Problem details -
Identify all lines in the listing that include the word "this", and copy them out.

Data shown -
^^^^^^^^

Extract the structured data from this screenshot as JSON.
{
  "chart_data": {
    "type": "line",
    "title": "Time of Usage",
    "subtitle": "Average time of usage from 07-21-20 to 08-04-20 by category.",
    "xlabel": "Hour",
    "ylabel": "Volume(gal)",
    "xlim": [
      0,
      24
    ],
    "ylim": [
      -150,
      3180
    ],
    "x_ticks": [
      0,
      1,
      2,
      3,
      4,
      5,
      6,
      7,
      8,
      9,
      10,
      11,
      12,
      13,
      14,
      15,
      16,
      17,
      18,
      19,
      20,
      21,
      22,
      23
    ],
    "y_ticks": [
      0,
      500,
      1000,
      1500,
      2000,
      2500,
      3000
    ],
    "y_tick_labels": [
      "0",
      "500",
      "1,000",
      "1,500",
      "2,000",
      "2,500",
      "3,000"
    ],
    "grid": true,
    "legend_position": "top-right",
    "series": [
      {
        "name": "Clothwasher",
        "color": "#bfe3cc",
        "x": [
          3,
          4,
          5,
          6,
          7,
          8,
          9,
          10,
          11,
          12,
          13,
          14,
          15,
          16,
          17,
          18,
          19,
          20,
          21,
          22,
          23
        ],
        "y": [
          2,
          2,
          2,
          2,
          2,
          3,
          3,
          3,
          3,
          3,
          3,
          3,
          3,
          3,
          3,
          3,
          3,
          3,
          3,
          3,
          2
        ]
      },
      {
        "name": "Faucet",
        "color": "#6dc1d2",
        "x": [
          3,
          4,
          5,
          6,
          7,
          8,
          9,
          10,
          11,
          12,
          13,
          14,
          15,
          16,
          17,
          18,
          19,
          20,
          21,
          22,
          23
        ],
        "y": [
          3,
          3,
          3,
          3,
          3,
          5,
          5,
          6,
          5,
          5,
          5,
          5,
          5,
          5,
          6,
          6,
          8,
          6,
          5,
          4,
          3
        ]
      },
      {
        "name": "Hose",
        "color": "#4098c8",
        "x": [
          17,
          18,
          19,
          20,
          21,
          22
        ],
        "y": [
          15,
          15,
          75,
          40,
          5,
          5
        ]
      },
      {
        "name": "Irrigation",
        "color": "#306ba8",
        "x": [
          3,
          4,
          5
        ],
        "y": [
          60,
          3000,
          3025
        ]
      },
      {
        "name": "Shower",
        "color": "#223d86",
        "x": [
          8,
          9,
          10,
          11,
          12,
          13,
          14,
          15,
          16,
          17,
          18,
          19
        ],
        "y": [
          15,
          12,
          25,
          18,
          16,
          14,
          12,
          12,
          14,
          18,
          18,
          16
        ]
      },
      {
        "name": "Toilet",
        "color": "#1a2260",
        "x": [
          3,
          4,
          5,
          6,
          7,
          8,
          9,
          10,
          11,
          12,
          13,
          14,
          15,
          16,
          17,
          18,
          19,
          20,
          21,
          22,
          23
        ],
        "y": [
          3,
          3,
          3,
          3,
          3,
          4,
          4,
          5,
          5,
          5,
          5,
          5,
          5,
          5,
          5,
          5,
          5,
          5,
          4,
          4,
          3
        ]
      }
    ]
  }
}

^^^^^^^^

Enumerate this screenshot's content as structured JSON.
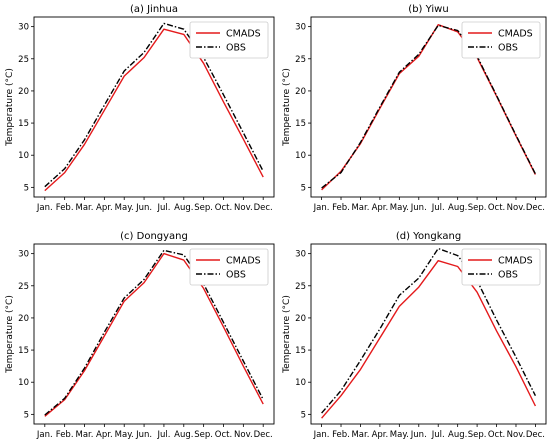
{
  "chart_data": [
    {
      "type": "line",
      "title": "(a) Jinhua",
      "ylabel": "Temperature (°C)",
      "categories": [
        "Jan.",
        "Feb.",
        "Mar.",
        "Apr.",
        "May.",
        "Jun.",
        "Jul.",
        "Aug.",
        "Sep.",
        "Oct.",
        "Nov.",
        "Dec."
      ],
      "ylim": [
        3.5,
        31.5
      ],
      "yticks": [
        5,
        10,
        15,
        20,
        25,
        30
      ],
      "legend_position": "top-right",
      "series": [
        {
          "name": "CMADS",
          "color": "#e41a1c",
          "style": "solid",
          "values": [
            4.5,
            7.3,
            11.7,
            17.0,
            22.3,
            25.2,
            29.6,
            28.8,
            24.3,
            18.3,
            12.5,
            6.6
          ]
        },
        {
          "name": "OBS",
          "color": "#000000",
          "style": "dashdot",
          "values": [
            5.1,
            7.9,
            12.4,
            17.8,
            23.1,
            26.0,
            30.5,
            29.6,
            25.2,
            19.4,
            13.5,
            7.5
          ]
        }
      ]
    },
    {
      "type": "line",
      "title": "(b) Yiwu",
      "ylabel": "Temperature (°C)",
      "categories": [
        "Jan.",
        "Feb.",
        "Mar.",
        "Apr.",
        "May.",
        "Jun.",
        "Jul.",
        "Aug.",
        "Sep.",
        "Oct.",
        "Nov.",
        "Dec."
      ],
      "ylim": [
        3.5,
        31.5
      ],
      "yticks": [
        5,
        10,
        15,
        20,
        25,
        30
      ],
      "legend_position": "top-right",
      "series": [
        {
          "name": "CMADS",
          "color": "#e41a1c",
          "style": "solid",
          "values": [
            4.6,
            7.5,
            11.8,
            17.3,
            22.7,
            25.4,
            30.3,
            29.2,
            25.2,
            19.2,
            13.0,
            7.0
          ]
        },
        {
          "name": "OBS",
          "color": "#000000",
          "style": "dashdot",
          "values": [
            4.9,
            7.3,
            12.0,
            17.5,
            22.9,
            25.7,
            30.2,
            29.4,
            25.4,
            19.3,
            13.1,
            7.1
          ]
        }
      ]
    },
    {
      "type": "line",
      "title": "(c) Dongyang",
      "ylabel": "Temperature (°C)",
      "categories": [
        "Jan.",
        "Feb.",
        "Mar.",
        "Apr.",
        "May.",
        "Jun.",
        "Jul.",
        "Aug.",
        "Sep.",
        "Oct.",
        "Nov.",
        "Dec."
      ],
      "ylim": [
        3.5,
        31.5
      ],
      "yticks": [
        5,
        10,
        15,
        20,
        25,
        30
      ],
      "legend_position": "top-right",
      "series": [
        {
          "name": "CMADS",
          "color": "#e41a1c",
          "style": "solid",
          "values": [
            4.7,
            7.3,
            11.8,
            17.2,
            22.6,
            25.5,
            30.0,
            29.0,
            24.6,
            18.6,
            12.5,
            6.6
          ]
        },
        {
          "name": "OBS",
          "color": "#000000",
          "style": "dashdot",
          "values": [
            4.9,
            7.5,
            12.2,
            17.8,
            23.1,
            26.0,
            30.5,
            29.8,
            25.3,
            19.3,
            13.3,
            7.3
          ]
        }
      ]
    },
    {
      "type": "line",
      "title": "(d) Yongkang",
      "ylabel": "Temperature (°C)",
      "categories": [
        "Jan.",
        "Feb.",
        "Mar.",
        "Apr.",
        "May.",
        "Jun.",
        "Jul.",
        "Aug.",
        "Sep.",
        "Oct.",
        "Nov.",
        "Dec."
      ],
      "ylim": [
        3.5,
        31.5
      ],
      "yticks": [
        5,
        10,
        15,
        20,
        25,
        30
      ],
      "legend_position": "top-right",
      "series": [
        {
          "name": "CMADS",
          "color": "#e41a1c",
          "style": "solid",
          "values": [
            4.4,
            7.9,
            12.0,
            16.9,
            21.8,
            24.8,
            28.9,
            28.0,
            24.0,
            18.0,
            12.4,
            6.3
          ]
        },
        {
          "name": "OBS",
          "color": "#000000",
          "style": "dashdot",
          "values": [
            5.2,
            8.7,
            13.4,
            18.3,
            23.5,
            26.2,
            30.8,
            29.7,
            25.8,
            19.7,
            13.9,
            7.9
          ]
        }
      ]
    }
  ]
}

^^^^^^^^

Finished task -
Extract the structured data from this screenshot as JSON.
Enumerate this screenshot's content as structured JSON.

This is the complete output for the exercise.